> _Short problem_
Write out the records below once more, exactly as they stand.

= = =

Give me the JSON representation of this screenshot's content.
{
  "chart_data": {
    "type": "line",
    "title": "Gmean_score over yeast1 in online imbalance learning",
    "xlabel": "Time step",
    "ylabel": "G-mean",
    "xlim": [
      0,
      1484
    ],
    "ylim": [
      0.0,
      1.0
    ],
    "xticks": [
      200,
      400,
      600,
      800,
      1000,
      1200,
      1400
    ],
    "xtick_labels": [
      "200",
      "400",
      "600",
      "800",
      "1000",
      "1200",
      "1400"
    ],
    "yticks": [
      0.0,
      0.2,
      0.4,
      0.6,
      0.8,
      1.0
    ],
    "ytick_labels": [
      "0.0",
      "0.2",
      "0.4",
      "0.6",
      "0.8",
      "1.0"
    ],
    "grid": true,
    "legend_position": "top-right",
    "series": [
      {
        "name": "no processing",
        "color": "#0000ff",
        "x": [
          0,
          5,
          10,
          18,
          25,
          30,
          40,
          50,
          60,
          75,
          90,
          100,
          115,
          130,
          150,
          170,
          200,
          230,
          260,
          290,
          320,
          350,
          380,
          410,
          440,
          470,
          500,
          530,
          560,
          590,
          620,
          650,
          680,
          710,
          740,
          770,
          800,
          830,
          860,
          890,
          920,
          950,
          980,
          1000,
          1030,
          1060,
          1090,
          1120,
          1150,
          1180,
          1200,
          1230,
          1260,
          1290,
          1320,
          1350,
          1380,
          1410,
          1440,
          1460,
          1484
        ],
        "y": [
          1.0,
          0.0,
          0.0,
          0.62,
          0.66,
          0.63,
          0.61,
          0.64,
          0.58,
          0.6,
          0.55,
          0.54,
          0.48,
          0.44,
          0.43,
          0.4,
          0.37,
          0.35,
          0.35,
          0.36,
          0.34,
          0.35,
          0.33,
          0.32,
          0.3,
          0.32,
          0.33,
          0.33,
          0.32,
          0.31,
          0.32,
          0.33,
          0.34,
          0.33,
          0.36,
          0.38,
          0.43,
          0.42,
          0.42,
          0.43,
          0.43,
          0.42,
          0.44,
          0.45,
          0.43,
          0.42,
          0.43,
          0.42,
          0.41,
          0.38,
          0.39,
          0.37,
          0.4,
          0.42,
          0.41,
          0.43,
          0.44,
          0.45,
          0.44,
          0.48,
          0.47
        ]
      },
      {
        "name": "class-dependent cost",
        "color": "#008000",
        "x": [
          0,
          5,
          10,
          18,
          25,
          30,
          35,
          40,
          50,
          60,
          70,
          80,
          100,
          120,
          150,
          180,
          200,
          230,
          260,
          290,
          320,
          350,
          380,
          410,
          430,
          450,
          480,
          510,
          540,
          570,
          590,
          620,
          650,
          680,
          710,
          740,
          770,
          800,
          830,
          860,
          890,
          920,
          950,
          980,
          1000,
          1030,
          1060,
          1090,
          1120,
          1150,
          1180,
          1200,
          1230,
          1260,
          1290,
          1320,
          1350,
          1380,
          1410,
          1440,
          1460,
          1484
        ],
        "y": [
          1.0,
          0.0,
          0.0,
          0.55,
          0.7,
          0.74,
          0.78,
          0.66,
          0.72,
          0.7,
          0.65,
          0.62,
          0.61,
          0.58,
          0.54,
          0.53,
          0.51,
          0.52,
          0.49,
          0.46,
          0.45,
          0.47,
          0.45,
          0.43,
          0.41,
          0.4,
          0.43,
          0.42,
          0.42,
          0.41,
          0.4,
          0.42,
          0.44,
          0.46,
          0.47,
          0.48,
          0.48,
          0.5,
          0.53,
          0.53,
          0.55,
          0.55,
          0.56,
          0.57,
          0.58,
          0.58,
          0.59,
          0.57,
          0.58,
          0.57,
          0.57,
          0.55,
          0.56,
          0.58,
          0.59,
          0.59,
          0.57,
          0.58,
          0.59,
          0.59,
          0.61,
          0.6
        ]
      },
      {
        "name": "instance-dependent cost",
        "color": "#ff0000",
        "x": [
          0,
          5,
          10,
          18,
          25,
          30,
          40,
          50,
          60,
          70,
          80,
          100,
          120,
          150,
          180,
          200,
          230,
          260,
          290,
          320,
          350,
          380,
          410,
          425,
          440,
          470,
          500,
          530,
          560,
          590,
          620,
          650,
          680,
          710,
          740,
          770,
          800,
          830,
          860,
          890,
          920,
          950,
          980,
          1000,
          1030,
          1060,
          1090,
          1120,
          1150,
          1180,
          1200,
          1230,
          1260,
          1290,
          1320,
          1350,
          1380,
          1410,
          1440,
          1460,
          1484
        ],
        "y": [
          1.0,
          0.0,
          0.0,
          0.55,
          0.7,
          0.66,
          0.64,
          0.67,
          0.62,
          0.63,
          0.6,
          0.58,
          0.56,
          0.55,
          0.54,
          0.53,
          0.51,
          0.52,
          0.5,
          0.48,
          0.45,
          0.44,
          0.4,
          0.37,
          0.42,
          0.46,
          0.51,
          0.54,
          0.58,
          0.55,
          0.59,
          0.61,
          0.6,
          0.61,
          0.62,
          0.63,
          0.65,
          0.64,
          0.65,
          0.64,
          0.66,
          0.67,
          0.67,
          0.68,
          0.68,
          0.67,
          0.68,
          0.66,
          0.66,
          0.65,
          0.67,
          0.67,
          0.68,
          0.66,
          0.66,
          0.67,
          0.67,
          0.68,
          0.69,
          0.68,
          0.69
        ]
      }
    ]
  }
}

= = =

> _Solution for this task_
Give me the JSON representation of this screenshot's content.
{
  "chart_data": {
    "type": "line",
    "title": "Gmean_score over yeast1 in online imbalance learning",
    "xlabel": "Time step",
    "ylabel": "G-mean",
    "xlim": [
      0,
      1484
    ],
    "ylim": [
      0.0,
      1.0
    ],
    "xticks": [
      200,
      400,
      600,
      800,
      1000,
      1200,
      1400
    ],
    "xtick_labels": [
      "200",
      "400",
      "600",
      "800",
      "1000",
      "1200",
      "1400"
    ],
    "yticks": [
      0.0,
      0.2,
      0.4,
      0.6,
      0.8,
      1.0
    ],
    "ytick_labels": [
      "0.0",
      "0.2",
      "0.4",
      "0.6",
      "0.8",
      "1.0"
    ],
    "grid": true,
    "legend_position": "top-right",
    "series": [
      {
        "name": "no processing",
        "color": "#0000ff",
        "x": [
          0,
          5,
          10,
          18,
          25,
          30,
          40,
          50,
          60,
          75,
          90,
          100,
          115,
          130,
          150,
          170,
          200,
          230,
          260,
          290,
          320,
          350,
          380,
          410,
          440,
          470,
          500,
          530,
          560,
          590,
          620,
          650,
          680,
          710,
          740,
          770,
          800,
          830,
          860,
          890,
          920,
          950,
          980,
          1000,
          1030,
          1060,
          1090,
          1120,
          1150,
          1180,
          1200,
          1230,
          1260,
          1290,
          1320,
          1350,
          1380,
          1410,
          1440,
          1460,
          1484
        ],
        "y": [
          1.0,
          0.0,
          0.0,
          0.62,
          0.66,
          0.63,
          0.61,
          0.64,
          0.58,
          0.6,
          0.55,
          0.54,
          0.48,
          0.44,
          0.43,
          0.4,
          0.37,
          0.35,
          0.35,
          0.36,
          0.34,
          0.35,
          0.33,
          0.32,
          0.3,
          0.32,
          0.33,
          0.33,
          0.32,
          0.31,
          0.32,
          0.33,
          0.34,
          0.33,
          0.36,
          0.38,
          0.43,
          0.42,
          0.42,
          0.43,
          0.43,
          0.42,
          0.44,
          0.45,
          0.43,
          0.42,
          0.43,
          0.42,
          0.41,
          0.38,
          0.39,
          0.37,
          0.4,
          0.42,
          0.41,
          0.43,
          0.44,
          0.45,
          0.44,
          0.48,
          0.47
        ]
      },
      {
        "name": "class-dependent cost",
        "color": "#008000",
        "x": [
          0,
          5,
          10,
          18,
          25,
          30,
          35,
          40,
          50,
          60,
          70,
          80,
          100,
          120,
          150,
          180,
          200,
          230,
          260,
          290,
          320,
          350,
          380,
          410,
          430,
          450,
          480,
          510,
          540,
          570,
          590,
          620,
          650,
          680,
          710,
          740,
          770,
          800,
          830,
          860,
          890,
          920,
          950,
          980,
          1000,
          1030,
          1060,
          1090,
          1120,
          1150,
          1180,
          1200,
          1230,
          1260,
          1290,
          1320,
          1350,
          1380,
          1410,
          1440,
          1460,
          1484
        ],
        "y": [
          1.0,
          0.0,
          0.0,
          0.55,
          0.7,
          0.74,
          0.78,
          0.66,
          0.72,
          0.7,
          0.65,
          0.62,
          0.61,
          0.58,
          0.54,
          0.53,
          0.51,
          0.52,
          0.49,
          0.46,
          0.45,
          0.47,
          0.45,
          0.43,
          0.41,
          0.4,
          0.43,
          0.42,
          0.42,
          0.41,
          0.4,
          0.42,
          0.44,
          0.46,
          0.47,
          0.48,
          0.48,
          0.5,
          0.53,
          0.53,
          0.55,
          0.55,
          0.56,
          0.57,
          0.58,
          0.58,
          0.59,
          0.57,
          0.58,
          0.57,
          0.57,
          0.55,
          0.56,
          0.58,
          0.59,
          0.59,
          0.57,
          0.58,
          0.59,
          0.59,
          0.61,
          0.6
        ]
      },
      {
        "name": "instance-dependent cost",
        "color": "#ff0000",
        "x": [
          0,
          5,
          10,
          18,
          25,
          30,
          40,
          50,
          60,
          70,
          80,
          100,
          120,
          150,
          180,
          200,
          230,
          260,
          290,
          320,
          350,
          380,
          410,
          425,
          440,
          470,
          500,
          530,
          560,
          590,
          620,
          650,
          680,
          710,
          740,
          770,
          800,
          830,
          860,
          890,
          920,
          950,
          980,
          1000,
          1030,
          1060,
          1090,
          1120,
          1150,
          1180,
          1200,
          1230,
          1260,
          1290,
          1320,
          1350,
          1380,
          1410,
          1440,
          1460,
          1484
        ],
        "y": [
          1.0,
          0.0,
          0.0,
          0.55,
          0.7,
          0.66,
          0.64,
          0.67,
          0.62,
          0.63,
          0.6,
          0.58,
          0.56,
          0.55,
          0.54,
          0.53,
          0.51,
          0.52,
          0.5,
          0.48,
          0.45,
          0.44,
          0.4,
          0.37,
          0.42,
          0.46,
          0.51,
          0.54,
          0.58,
          0.55,
          0.59,
          0.61,
          0.6,
          0.61,
          0.62,
          0.63,
          0.65,
          0.64,
          0.65,
          0.64,
          0.66,
          0.67,
          0.67,
          0.68,
          0.68,
          0.67,
          0.68,
          0.66,
          0.66,
          0.65,
          0.67,
          0.67,
          0.68,
          0.66,
          0.66,
          0.67,
          0.67,
          0.68,
          0.69,
          0.68,
          0.69
        ]
      }
    ]
  }
}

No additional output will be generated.